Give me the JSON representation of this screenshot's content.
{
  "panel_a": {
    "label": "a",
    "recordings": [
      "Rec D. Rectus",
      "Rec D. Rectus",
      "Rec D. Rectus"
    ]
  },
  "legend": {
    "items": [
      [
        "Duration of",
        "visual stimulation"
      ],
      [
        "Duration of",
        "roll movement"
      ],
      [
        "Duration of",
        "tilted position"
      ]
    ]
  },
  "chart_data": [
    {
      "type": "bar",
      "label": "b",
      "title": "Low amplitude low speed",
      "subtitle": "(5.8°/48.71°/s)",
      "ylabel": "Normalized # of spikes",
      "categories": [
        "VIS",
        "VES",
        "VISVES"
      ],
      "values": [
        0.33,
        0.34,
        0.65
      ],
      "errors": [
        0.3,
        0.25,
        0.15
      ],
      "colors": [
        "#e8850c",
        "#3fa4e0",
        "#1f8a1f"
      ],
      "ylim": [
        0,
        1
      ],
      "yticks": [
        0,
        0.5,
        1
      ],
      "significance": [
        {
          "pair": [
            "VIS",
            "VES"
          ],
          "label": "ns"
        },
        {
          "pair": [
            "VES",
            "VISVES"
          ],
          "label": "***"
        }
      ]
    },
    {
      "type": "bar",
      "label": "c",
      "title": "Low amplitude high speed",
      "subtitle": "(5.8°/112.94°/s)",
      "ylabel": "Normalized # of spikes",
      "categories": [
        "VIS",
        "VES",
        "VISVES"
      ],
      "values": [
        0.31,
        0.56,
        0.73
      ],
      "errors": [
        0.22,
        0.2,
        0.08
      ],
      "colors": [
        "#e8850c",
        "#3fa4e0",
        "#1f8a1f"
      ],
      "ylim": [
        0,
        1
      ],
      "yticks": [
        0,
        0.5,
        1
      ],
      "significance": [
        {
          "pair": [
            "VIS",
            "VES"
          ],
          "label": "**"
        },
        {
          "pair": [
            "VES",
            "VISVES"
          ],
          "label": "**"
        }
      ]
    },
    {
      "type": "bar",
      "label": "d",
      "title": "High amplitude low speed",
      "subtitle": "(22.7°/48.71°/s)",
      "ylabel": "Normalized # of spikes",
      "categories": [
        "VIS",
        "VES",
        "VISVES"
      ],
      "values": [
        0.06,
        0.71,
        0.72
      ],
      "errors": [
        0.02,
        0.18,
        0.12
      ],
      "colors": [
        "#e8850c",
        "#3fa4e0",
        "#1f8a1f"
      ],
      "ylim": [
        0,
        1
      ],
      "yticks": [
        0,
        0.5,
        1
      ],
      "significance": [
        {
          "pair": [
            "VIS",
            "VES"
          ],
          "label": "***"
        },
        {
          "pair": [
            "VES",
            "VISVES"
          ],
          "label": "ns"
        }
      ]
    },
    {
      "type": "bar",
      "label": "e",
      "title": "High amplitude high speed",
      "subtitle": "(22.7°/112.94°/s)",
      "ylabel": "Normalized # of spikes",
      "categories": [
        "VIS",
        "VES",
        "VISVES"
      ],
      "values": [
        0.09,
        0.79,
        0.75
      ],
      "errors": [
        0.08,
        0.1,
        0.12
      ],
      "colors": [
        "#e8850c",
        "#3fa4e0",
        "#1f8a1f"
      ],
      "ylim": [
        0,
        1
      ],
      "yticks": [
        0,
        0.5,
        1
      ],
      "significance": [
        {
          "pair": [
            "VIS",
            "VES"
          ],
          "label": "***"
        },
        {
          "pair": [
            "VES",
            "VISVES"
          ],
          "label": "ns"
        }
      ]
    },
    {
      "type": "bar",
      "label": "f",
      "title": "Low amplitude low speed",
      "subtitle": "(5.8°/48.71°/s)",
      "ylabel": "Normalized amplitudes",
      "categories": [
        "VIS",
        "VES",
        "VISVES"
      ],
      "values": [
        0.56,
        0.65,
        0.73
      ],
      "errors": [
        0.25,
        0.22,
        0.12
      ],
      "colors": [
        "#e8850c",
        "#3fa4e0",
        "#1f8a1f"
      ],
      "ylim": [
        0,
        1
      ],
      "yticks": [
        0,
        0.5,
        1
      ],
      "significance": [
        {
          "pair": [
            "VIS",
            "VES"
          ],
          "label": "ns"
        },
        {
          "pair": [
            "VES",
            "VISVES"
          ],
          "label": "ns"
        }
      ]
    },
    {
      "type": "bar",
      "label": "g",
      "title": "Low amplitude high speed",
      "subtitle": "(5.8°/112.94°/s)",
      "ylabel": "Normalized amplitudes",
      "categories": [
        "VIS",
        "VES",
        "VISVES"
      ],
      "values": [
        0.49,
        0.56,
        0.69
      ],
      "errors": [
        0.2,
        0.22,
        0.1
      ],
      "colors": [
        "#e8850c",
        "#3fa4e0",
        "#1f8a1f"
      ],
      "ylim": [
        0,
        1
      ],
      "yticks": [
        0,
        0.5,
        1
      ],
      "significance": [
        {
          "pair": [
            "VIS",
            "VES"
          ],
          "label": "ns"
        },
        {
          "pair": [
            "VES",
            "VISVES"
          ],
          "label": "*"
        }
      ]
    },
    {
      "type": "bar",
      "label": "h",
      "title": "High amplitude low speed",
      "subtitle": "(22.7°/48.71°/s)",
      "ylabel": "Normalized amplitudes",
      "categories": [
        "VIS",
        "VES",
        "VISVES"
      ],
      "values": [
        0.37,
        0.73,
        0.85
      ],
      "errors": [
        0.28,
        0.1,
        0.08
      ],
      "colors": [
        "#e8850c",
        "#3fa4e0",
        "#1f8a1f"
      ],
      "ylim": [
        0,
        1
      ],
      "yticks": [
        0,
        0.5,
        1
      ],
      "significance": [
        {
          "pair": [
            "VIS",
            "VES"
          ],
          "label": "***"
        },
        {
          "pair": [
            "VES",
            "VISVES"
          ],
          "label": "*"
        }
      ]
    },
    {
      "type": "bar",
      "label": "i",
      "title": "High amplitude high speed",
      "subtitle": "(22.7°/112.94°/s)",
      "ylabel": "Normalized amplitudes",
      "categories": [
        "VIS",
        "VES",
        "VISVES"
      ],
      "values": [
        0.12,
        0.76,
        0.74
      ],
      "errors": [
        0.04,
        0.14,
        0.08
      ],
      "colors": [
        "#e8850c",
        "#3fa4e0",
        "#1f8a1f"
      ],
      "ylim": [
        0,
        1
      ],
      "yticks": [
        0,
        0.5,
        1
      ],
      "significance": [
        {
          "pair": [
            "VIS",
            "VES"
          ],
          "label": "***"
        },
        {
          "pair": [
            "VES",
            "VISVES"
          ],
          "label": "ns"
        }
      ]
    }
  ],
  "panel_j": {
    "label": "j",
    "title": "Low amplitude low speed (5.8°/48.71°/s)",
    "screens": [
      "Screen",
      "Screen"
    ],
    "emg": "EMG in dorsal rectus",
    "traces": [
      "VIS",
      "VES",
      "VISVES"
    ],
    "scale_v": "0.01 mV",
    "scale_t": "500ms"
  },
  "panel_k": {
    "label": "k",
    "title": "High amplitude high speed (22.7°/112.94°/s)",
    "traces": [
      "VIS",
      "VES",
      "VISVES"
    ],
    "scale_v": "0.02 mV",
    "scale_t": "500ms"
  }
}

• EXERCISE DIRECTIONS
Using the listing above, reproduce each line without omission.

• EXPECTED OUTPUT
Give me the JSON representation of this screenshot's content.
{
  "panel_a": {
    "label": "a",
    "recordings": [
      "Rec D. Rectus",
      "Rec D. Rectus",
      "Rec D. Rectus"
    ]
  },
  "legend": {
    "items": [
      [
        "Duration of",
        "visual stimulation"
      ],
      [
        "Duration of",
        "roll movement"
      ],
      [
        "Duration of",
        "tilted position"
      ]
    ]
  },
  "chart_data": [
    {
      "type": "bar",
      "label": "b",
      "title": "Low amplitude low speed",
      "subtitle": "(5.8°/48.71°/s)",
      "ylabel": "Normalized # of spikes",
      "categories": [
        "VIS",
        "VES",
        "VISVES"
      ],
      "values": [
        0.33,
        0.34,
        0.65
      ],
      "errors": [
        0.3,
        0.25,
        0.15
      ],
      "colors": [
        "#e8850c",
        "#3fa4e0",
        "#1f8a1f"
      ],
      "ylim": [
        0,
        1
      ],
      "yticks": [
        0,
        0.5,
        1
      ],
      "significance": [
        {
          "pair": [
            "VIS",
            "VES"
          ],
          "label": "ns"
        },
        {
          "pair": [
            "VES",
            "VISVES"
          ],
          "label": "***"
        }
      ]
    },
    {
      "type": "bar",
      "label": "c",
      "title": "Low amplitude high speed",
      "subtitle": "(5.8°/112.94°/s)",
      "ylabel": "Normalized # of spikes",
      "categories": [
        "VIS",
        "VES",
        "VISVES"
      ],
      "values": [
        0.31,
        0.56,
        0.73
      ],
      "errors": [
        0.22,
        0.2,
        0.08
      ],
      "colors": [
        "#e8850c",
        "#3fa4e0",
        "#1f8a1f"
      ],
      "ylim": [
        0,
        1
      ],
      "yticks": [
        0,
        0.5,
        1
      ],
      "significance": [
        {
          "pair": [
            "VIS",
            "VES"
          ],
          "label": "**"
        },
        {
          "pair": [
            "VES",
            "VISVES"
          ],
          "label": "**"
        }
      ]
    },
    {
      "type": "bar",
      "label": "d",
      "title": "High amplitude low speed",
      "subtitle": "(22.7°/48.71°/s)",
      "ylabel": "Normalized # of spikes",
      "categories": [
        "VIS",
        "VES",
        "VISVES"
      ],
      "values": [
        0.06,
        0.71,
        0.72
      ],
      "errors": [
        0.02,
        0.18,
        0.12
      ],
      "colors": [
        "#e8850c",
        "#3fa4e0",
        "#1f8a1f"
      ],
      "ylim": [
        0,
        1
      ],
      "yticks": [
        0,
        0.5,
        1
      ],
      "significance": [
        {
          "pair": [
            "VIS",
            "VES"
          ],
          "label": "***"
        },
        {
          "pair": [
            "VES",
            "VISVES"
          ],
          "label": "ns"
        }
      ]
    },
    {
      "type": "bar",
      "label": "e",
      "title": "High amplitude high speed",
      "subtitle": "(22.7°/112.94°/s)",
      "ylabel": "Normalized # of spikes",
      "categories": [
        "VIS",
        "VES",
        "VISVES"
      ],
      "values": [
        0.09,
        0.79,
        0.75
      ],
      "errors": [
        0.08,
        0.1,
        0.12
      ],
      "colors": [
        "#e8850c",
        "#3fa4e0",
        "#1f8a1f"
      ],
      "ylim": [
        0,
        1
      ],
      "yticks": [
        0,
        0.5,
        1
      ],
      "significance": [
        {
          "pair": [
            "VIS",
            "VES"
          ],
          "label": "***"
        },
        {
          "pair": [
            "VES",
            "VISVES"
          ],
          "label": "ns"
        }
      ]
    },
    {
      "type": "bar",
      "label": "f",
      "title": "Low amplitude low speed",
      "subtitle": "(5.8°/48.71°/s)",
      "ylabel": "Normalized amplitudes",
      "categories": [
        "VIS",
        "VES",
        "VISVES"
      ],
      "values": [
        0.56,
        0.65,
        0.73
      ],
      "errors": [
        0.25,
        0.22,
        0.12
      ],
      "colors": [
        "#e8850c",
        "#3fa4e0",
        "#1f8a1f"
      ],
      "ylim": [
        0,
        1
      ],
      "yticks": [
        0,
        0.5,
        1
      ],
      "significance": [
        {
          "pair": [
            "VIS",
            "VES"
          ],
          "label": "ns"
        },
        {
          "pair": [
            "VES",
            "VISVES"
          ],
          "label": "ns"
        }
      ]
    },
    {
      "type": "bar",
      "label": "g",
      "title": "Low amplitude high speed",
      "subtitle": "(5.8°/112.94°/s)",
      "ylabel": "Normalized amplitudes",
      "categories": [
        "VIS",
        "VES",
        "VISVES"
      ],
      "values": [
        0.49,
        0.56,
        0.69
      ],
      "errors": [
        0.2,
        0.22,
        0.1
      ],
      "colors": [
        "#e8850c",
        "#3fa4e0",
        "#1f8a1f"
      ],
      "ylim": [
        0,
        1
      ],
      "yticks": [
        0,
        0.5,
        1
      ],
      "significance": [
        {
          "pair": [
            "VIS",
            "VES"
          ],
          "label": "ns"
        },
        {
          "pair": [
            "VES",
            "VISVES"
          ],
          "label": "*"
        }
      ]
    },
    {
      "type": "bar",
      "label": "h",
      "title": "High amplitude low speed",
      "subtitle": "(22.7°/48.71°/s)",
      "ylabel": "Normalized amplitudes",
      "categories": [
        "VIS",
        "VES",
        "VISVES"
      ],
      "values": [
        0.37,
        0.73,
        0.85
      ],
      "errors": [
        0.28,
        0.1,
        0.08
      ],
      "colors": [
        "#e8850c",
        "#3fa4e0",
        "#1f8a1f"
      ],
      "ylim": [
        0,
        1
      ],
      "yticks": [
        0,
        0.5,
        1
      ],
      "significance": [
        {
          "pair": [
            "VIS",
            "VES"
          ],
          "label": "***"
        },
        {
          "pair": [
            "VES",
            "VISVES"
          ],
          "label": "*"
        }
      ]
    },
    {
      "type": "bar",
      "label": "i",
      "title": "High amplitude high speed",
      "subtitle": "(22.7°/112.94°/s)",
      "ylabel": "Normalized amplitudes",
      "categories": [
        "VIS",
        "VES",
        "VISVES"
      ],
      "values": [
        0.12,
        0.76,
        0.74
      ],
      "errors": [
        0.04,
        0.14,
        0.08
      ],
      "colors": [
        "#e8850c",
        "#3fa4e0",
        "#1f8a1f"
      ],
      "ylim": [
        0,
        1
      ],
      "yticks": [
        0,
        0.5,
        1
      ],
      "significance": [
        {
          "pair": [
            "VIS",
            "VES"
          ],
          "label": "***"
        },
        {
          "pair": [
            "VES",
            "VISVES"
          ],
          "label": "ns"
        }
      ]
    }
  ],
  "panel_j": {
    "label": "j",
    "title": "Low amplitude low speed (5.8°/48.71°/s)",
    "screens": [
      "Screen",
      "Screen"
    ],
    "emg": "EMG in dorsal rectus",
    "traces": [
      "VIS",
      "VES",
      "VISVES"
    ],
    "scale_v": "0.01 mV",
    "scale_t": "500ms"
  },
  "panel_k": {
    "label": "k",
    "title": "High amplitude high speed (22.7°/112.94°/s)",
    "traces": [
      "VIS",
      "VES",
      "VISVES"
    ],
    "scale_v": "0.02 mV",
    "scale_t": "500ms"
  }
}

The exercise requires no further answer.